◆ Exercise brief:
Please report every line from the material that contains the word "these".

________

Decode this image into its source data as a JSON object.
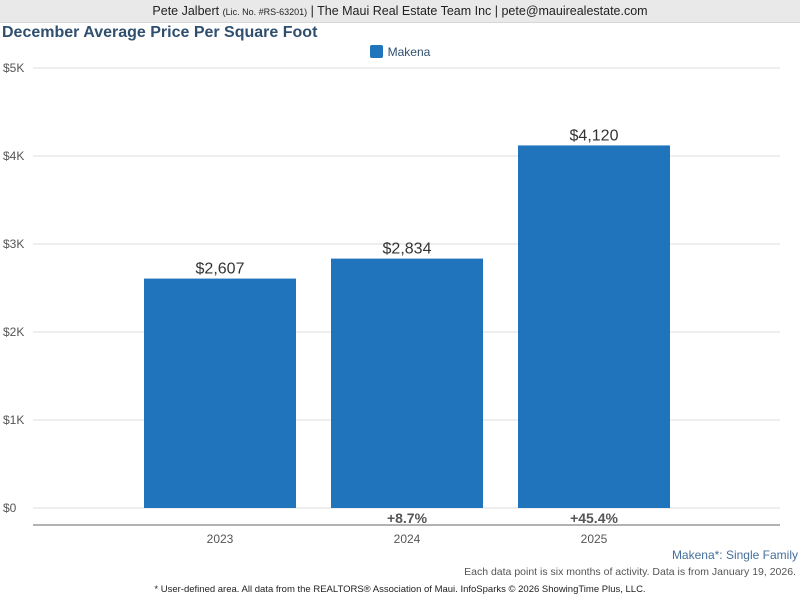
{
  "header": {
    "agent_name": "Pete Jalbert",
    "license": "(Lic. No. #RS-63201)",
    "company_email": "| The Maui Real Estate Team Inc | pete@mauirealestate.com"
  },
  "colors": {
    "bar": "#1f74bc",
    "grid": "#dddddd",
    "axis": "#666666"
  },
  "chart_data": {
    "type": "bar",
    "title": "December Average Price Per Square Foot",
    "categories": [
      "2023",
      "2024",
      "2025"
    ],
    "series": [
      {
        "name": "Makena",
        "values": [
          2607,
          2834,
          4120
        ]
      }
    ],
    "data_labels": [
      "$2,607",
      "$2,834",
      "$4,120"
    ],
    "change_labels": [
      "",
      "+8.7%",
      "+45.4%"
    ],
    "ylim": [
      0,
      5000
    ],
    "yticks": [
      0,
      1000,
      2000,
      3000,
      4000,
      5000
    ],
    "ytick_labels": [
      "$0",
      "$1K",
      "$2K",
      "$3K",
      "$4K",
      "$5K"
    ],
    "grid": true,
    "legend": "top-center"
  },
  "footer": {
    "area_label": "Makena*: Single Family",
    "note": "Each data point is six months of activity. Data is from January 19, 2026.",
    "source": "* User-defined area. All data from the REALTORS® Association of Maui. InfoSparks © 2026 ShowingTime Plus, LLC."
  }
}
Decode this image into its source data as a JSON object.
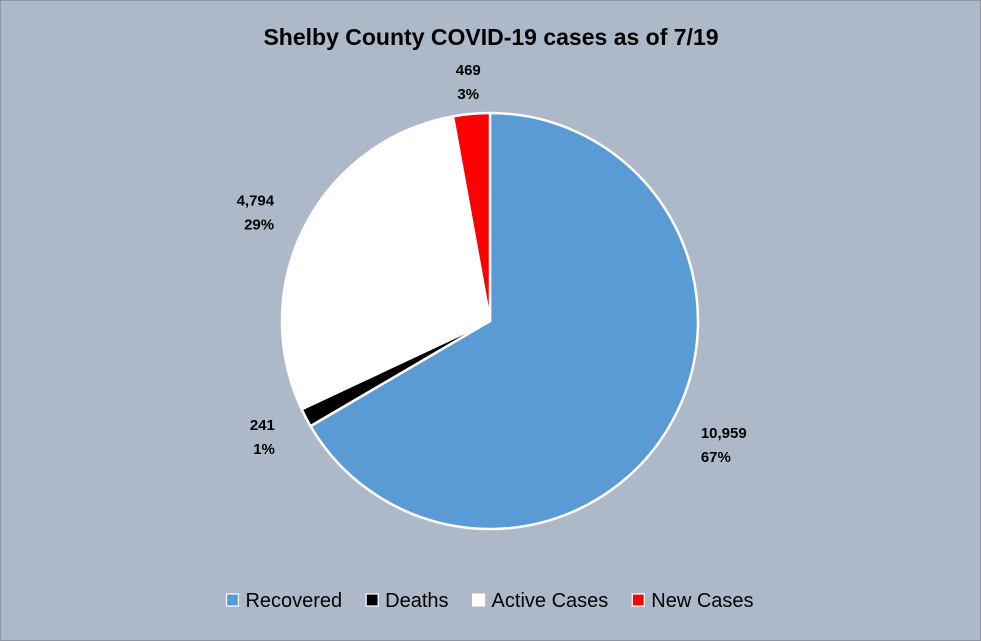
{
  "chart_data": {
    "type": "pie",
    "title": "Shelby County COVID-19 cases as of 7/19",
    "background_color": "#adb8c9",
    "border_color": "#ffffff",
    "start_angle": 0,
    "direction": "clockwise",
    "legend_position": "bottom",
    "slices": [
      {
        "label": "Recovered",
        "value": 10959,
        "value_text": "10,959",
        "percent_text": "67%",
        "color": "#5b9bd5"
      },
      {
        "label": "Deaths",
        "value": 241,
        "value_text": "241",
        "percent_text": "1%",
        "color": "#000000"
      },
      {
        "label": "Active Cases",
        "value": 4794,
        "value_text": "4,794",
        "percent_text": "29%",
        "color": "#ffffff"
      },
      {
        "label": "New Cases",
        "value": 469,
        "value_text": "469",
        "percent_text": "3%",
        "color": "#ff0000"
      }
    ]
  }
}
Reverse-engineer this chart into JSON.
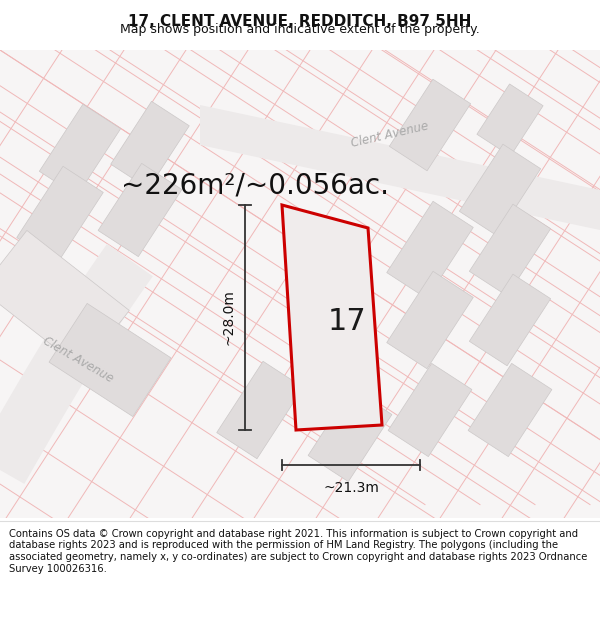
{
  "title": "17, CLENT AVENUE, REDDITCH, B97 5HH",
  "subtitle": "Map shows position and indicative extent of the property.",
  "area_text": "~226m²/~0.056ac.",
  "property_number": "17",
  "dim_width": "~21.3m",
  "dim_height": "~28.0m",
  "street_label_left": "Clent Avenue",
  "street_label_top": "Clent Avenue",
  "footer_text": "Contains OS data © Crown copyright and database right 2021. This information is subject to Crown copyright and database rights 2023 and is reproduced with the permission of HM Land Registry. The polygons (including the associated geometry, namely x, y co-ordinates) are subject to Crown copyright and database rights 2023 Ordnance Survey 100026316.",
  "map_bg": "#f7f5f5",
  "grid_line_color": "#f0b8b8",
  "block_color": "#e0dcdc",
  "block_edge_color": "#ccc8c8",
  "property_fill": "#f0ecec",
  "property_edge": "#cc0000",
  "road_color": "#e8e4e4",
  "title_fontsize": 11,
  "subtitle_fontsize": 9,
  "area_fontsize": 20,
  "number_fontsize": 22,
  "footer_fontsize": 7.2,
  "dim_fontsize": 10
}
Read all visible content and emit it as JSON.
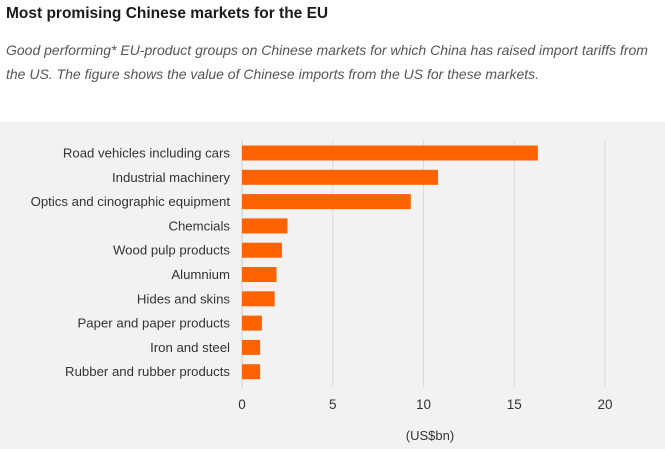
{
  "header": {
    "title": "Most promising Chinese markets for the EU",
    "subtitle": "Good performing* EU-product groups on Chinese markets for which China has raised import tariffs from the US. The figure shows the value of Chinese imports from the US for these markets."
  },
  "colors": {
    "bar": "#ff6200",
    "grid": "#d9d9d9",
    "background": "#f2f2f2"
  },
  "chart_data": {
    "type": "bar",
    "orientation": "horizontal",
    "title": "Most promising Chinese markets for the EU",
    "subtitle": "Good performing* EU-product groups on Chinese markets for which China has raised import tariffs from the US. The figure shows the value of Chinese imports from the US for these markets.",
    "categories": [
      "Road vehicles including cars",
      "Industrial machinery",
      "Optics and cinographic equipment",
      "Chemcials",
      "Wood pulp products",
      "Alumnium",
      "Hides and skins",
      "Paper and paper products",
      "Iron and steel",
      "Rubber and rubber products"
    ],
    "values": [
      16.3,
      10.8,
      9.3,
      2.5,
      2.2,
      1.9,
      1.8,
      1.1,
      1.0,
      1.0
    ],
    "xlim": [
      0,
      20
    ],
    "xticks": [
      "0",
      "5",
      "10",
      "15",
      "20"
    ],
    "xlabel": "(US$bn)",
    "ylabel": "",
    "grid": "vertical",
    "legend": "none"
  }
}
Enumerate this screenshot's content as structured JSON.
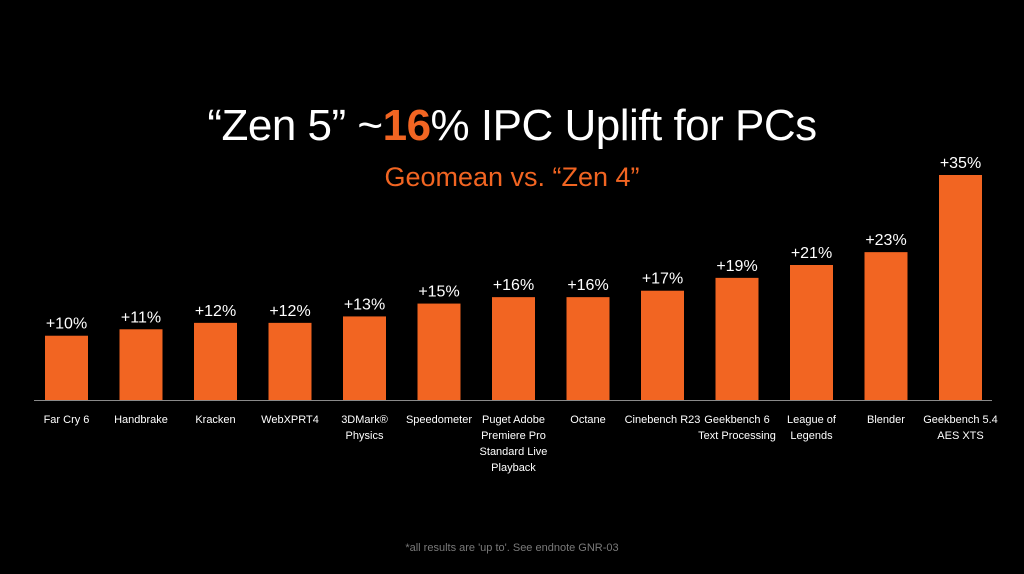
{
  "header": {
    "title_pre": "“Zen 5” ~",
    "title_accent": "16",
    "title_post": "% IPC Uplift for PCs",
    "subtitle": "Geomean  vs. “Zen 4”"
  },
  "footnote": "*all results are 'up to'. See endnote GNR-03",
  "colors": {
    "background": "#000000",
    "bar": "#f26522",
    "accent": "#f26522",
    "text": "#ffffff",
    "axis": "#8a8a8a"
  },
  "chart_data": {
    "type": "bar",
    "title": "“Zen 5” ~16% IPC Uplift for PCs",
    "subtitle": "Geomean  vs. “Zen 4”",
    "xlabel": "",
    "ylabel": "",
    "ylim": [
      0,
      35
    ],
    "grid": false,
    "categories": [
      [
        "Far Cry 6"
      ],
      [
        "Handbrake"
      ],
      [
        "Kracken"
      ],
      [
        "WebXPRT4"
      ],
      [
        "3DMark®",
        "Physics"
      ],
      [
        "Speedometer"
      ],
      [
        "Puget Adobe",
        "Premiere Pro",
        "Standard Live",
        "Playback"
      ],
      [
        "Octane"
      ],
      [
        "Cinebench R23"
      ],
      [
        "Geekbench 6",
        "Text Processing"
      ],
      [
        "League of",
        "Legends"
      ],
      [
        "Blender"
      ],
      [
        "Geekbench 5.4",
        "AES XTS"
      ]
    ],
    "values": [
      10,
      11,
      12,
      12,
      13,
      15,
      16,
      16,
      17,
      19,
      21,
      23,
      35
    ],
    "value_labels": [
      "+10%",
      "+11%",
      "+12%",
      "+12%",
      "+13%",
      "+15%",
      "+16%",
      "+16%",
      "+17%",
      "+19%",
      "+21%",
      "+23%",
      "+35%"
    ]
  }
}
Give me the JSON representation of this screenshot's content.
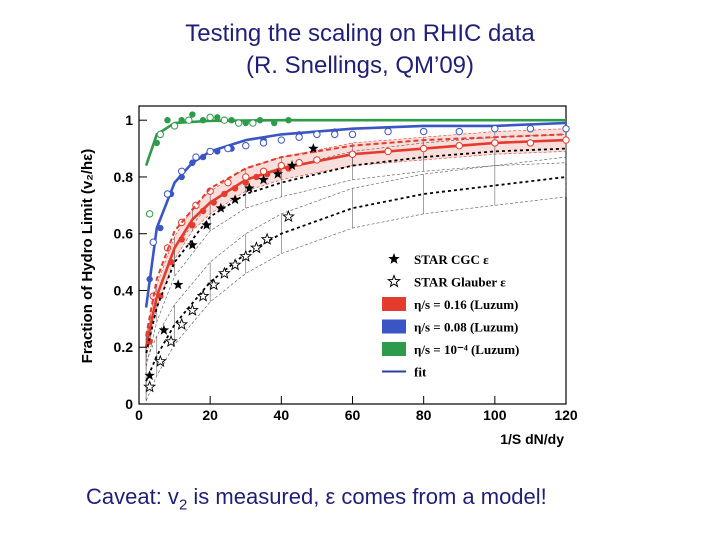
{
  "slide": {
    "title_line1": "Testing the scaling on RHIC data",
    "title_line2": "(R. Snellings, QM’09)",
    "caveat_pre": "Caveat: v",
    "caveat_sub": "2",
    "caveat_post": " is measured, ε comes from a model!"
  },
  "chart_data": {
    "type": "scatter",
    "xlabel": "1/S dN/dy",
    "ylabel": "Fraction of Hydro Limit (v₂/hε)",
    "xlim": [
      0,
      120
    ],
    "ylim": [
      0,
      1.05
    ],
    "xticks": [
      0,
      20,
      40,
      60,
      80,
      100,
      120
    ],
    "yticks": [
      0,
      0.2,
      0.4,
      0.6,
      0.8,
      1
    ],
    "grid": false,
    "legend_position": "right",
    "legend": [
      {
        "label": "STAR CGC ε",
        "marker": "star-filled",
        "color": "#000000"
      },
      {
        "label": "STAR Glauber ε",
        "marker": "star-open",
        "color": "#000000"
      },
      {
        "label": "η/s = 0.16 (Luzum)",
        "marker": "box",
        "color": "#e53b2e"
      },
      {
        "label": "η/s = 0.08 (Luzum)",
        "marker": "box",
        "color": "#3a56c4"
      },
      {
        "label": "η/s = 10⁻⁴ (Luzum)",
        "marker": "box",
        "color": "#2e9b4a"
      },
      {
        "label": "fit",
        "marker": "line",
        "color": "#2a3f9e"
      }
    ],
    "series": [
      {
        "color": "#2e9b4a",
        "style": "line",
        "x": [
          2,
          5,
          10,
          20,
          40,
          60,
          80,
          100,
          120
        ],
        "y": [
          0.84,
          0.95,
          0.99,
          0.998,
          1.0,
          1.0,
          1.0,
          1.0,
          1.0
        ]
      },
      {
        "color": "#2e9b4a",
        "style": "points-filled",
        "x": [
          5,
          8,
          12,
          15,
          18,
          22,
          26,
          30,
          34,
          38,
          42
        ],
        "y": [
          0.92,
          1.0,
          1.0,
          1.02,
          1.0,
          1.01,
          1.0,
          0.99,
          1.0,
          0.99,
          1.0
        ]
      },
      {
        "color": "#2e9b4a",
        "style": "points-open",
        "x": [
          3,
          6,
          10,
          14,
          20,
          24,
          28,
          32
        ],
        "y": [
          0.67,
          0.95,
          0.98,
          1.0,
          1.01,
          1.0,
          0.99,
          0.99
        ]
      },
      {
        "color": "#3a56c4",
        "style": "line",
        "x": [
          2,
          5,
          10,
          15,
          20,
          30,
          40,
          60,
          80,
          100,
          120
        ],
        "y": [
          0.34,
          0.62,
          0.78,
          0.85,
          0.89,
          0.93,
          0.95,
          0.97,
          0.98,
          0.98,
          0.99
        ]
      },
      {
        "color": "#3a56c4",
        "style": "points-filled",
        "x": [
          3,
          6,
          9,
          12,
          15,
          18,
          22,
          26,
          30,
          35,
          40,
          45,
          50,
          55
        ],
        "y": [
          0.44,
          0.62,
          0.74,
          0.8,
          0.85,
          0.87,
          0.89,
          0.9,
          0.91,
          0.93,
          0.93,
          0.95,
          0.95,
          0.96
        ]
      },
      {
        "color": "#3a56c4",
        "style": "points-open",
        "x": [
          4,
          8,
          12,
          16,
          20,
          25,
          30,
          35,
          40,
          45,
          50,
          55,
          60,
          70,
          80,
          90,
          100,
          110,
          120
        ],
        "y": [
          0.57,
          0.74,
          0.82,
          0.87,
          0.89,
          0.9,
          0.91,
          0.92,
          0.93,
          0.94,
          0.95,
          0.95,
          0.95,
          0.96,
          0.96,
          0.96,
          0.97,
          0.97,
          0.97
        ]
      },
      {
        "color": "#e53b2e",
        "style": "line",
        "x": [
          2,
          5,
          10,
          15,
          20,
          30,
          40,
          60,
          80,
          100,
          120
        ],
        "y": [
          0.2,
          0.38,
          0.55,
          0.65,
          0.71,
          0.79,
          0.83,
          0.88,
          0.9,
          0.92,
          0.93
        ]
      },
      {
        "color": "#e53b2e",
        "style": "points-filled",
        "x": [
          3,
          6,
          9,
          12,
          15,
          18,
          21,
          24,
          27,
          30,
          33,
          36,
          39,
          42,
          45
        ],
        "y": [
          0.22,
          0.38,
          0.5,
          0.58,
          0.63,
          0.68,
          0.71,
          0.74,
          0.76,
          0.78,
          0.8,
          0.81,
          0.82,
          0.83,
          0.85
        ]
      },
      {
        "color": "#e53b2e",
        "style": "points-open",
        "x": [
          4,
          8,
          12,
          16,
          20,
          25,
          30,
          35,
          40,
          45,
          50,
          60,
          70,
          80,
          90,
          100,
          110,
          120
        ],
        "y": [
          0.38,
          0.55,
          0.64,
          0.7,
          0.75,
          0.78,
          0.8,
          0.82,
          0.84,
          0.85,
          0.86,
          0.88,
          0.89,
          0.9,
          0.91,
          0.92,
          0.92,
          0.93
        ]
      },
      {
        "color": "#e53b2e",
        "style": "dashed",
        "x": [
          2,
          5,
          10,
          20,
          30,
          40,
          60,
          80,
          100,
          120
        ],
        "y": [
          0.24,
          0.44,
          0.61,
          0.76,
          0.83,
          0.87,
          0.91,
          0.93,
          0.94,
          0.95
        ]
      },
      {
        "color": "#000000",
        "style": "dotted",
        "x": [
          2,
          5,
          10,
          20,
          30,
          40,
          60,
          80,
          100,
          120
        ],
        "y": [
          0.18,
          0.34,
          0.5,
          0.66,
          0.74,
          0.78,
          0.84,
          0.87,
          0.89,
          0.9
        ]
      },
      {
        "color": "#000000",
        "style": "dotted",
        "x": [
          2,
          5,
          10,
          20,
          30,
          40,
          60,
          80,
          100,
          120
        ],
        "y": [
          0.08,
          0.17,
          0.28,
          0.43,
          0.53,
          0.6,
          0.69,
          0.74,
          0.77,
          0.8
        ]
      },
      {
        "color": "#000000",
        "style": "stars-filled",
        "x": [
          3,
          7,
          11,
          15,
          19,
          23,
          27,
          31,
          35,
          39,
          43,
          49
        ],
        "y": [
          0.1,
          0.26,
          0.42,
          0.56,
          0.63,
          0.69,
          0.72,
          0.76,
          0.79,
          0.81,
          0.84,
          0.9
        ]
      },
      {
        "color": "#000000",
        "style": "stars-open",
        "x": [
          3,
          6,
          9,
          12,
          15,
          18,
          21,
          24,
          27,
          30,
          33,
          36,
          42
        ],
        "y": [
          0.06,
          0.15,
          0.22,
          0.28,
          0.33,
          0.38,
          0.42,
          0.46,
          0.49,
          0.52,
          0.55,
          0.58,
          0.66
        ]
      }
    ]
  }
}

________

◆ The completed task:
    "subtitle": "Good performing* EU-product groups on Chinese markets for which China has raised import tariffs from the US. The figure shows the value of Chinese imports from the US for these markets."
    "subtitle": "Good performing* EU-product groups on Chinese markets for which China has raised import tariffs from the US. The figure shows the value of Chinese imports from the US for these markets.",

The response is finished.